» GIVEN TASK:
Pick out all lines with the word "title" from the records that follow.

» STORED DATA:
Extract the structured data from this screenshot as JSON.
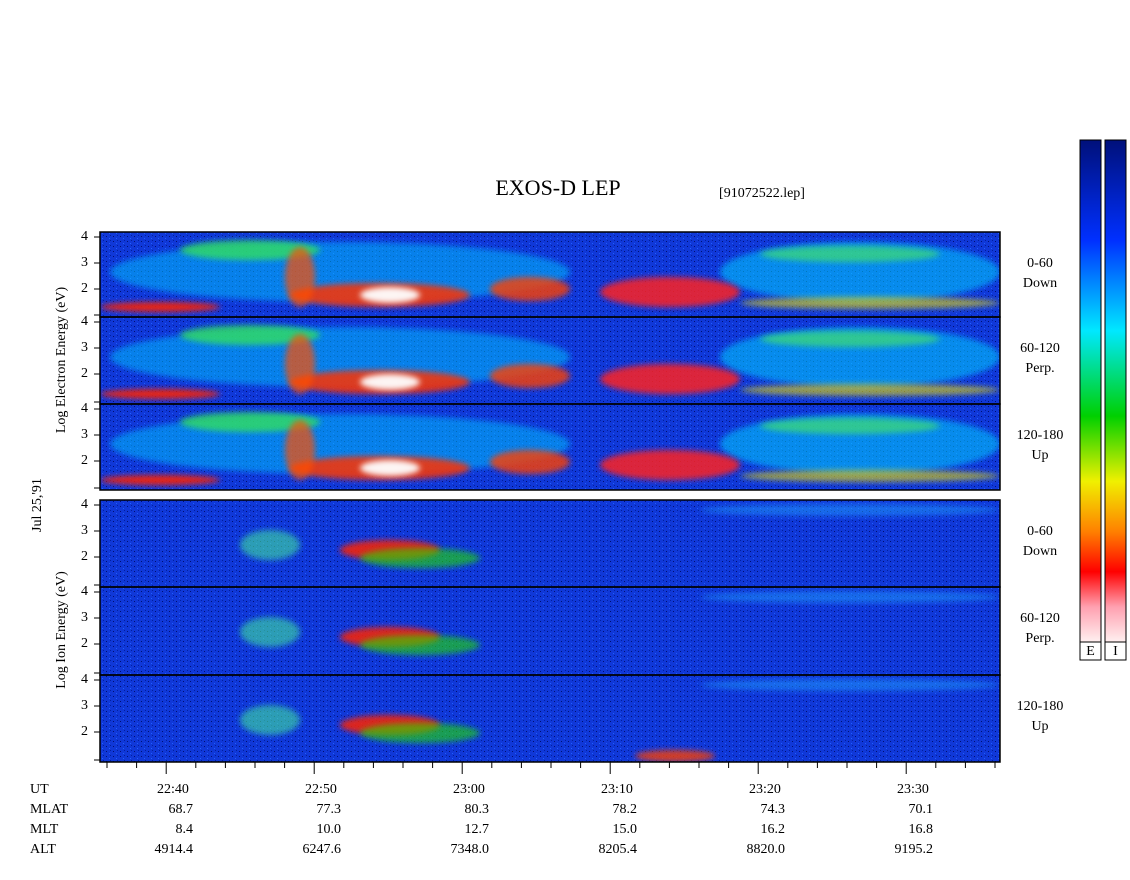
{
  "header": {
    "title": "EXOS-D LEP",
    "file": "[91072522.lep]"
  },
  "axis_labels": {
    "electron": "Log Electron Energy (eV)",
    "ion": "Log Ion Energy (eV)",
    "date": "Jul 25,'91"
  },
  "energy_ticks": [
    "2",
    "3",
    "4"
  ],
  "panels": [
    {
      "angle": "0-60",
      "direction": "Down"
    },
    {
      "angle": "60-120",
      "direction": "Perp."
    },
    {
      "angle": "120-180",
      "direction": "Up"
    },
    {
      "angle": "0-60",
      "direction": "Down"
    },
    {
      "angle": "60-120",
      "direction": "Perp."
    },
    {
      "angle": "120-180",
      "direction": "Up"
    }
  ],
  "time_axis": {
    "rows": [
      {
        "label": "UT",
        "values": [
          "22:40",
          "22:50",
          "23:00",
          "23:10",
          "23:20",
          "23:30"
        ]
      },
      {
        "label": "MLAT",
        "values": [
          "68.7",
          "77.3",
          "80.3",
          "78.2",
          "74.3",
          "70.1"
        ]
      },
      {
        "label": "MLT",
        "values": [
          "8.4",
          "10.0",
          "12.7",
          "15.0",
          "16.2",
          "16.8"
        ]
      },
      {
        "label": "ALT",
        "values": [
          "4914.4",
          "6247.6",
          "7348.0",
          "8205.4",
          "8820.0",
          "9195.2"
        ]
      }
    ]
  },
  "colorbar_labels": [
    "E",
    "I"
  ]
}
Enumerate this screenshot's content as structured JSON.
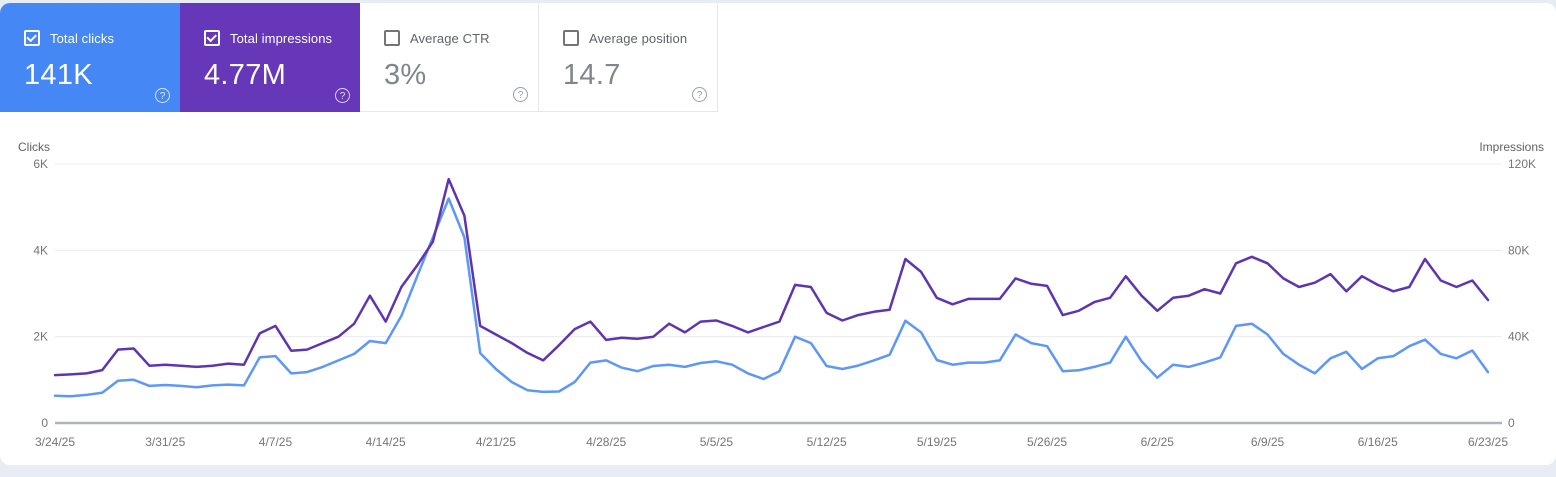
{
  "icons": {
    "help": "?"
  },
  "cards": [
    {
      "id": "clicks",
      "label": "Total clicks",
      "value": "141K",
      "selected": true,
      "color": "#4587f5"
    },
    {
      "id": "impressions",
      "label": "Total impressions",
      "value": "4.77M",
      "selected": true,
      "color": "#6637b8"
    },
    {
      "id": "ctr",
      "label": "Average CTR",
      "value": "3%",
      "selected": false,
      "color": "#ffffff"
    },
    {
      "id": "position",
      "label": "Average position",
      "value": "14.7",
      "selected": false,
      "color": "#ffffff"
    }
  ],
  "chart_data": {
    "type": "line",
    "x_start_date": "3/24/25",
    "x_end_date": "6/23/25",
    "x_tick_labels": [
      "3/24/25",
      "3/31/25",
      "4/7/25",
      "4/14/25",
      "4/21/25",
      "4/28/25",
      "5/5/25",
      "5/12/25",
      "5/19/25",
      "5/26/25",
      "6/2/25",
      "6/9/25",
      "6/16/25",
      "6/23/25"
    ],
    "left_axis": {
      "title": "Clicks",
      "tick_labels": [
        "0",
        "2K",
        "4K",
        "6K"
      ],
      "max": 6000
    },
    "right_axis": {
      "title": "Impressions",
      "tick_labels": [
        "0",
        "40K",
        "80K",
        "120K"
      ],
      "max": 120000
    },
    "grid": true,
    "legend_position": "none",
    "colors": {
      "grid": "#ececec",
      "baseline": "#b0b3b8",
      "tick_text": "#757575"
    },
    "series": [
      {
        "name": "Clicks",
        "axis": "left",
        "color": "#5e97f6",
        "values": [
          630,
          620,
          650,
          700,
          980,
          1000,
          860,
          880,
          860,
          830,
          870,
          890,
          870,
          1520,
          1550,
          1150,
          1180,
          1300,
          1450,
          1600,
          1900,
          1850,
          2480,
          3400,
          4300,
          5200,
          4300,
          1620,
          1250,
          950,
          760,
          720,
          730,
          950,
          1400,
          1450,
          1280,
          1200,
          1320,
          1350,
          1300,
          1390,
          1430,
          1350,
          1150,
          1020,
          1200,
          2000,
          1850,
          1320,
          1250,
          1330,
          1450,
          1580,
          2370,
          2100,
          1460,
          1350,
          1400,
          1400,
          1450,
          2050,
          1850,
          1780,
          1200,
          1220,
          1300,
          1400,
          2000,
          1430,
          1050,
          1350,
          1300,
          1400,
          1520,
          2250,
          2300,
          2050,
          1600,
          1350,
          1150,
          1500,
          1650,
          1250,
          1500,
          1550,
          1780,
          1930,
          1600,
          1500,
          1680,
          1180
        ]
      },
      {
        "name": "Impressions",
        "axis": "right",
        "color": "#5e35b1",
        "values": [
          22200,
          22500,
          23000,
          24500,
          34000,
          34500,
          26500,
          27000,
          26500,
          26000,
          26500,
          27500,
          27000,
          41500,
          45000,
          33500,
          34000,
          37000,
          40000,
          46000,
          59000,
          47000,
          63000,
          73000,
          84000,
          113000,
          96000,
          45000,
          41000,
          37000,
          32500,
          29000,
          36000,
          43500,
          47000,
          38500,
          39500,
          39000,
          40000,
          46000,
          42000,
          47000,
          47500,
          45000,
          42000,
          44500,
          47000,
          64000,
          63000,
          51000,
          47500,
          50000,
          51500,
          52500,
          76000,
          70000,
          58000,
          55000,
          57500,
          57500,
          57500,
          67000,
          64500,
          63500,
          50000,
          52000,
          56000,
          58000,
          68000,
          59000,
          52000,
          58000,
          59000,
          62000,
          60000,
          74000,
          77000,
          74000,
          67000,
          63000,
          65000,
          69000,
          61000,
          68000,
          64000,
          61000,
          63000,
          76000,
          66000,
          63000,
          66000,
          57000
        ]
      }
    ]
  }
}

» WRITTEN RESPONSE:
    "title": "EXOS-D LEP",
      "title": "Clicks",
      "title": "Impressions",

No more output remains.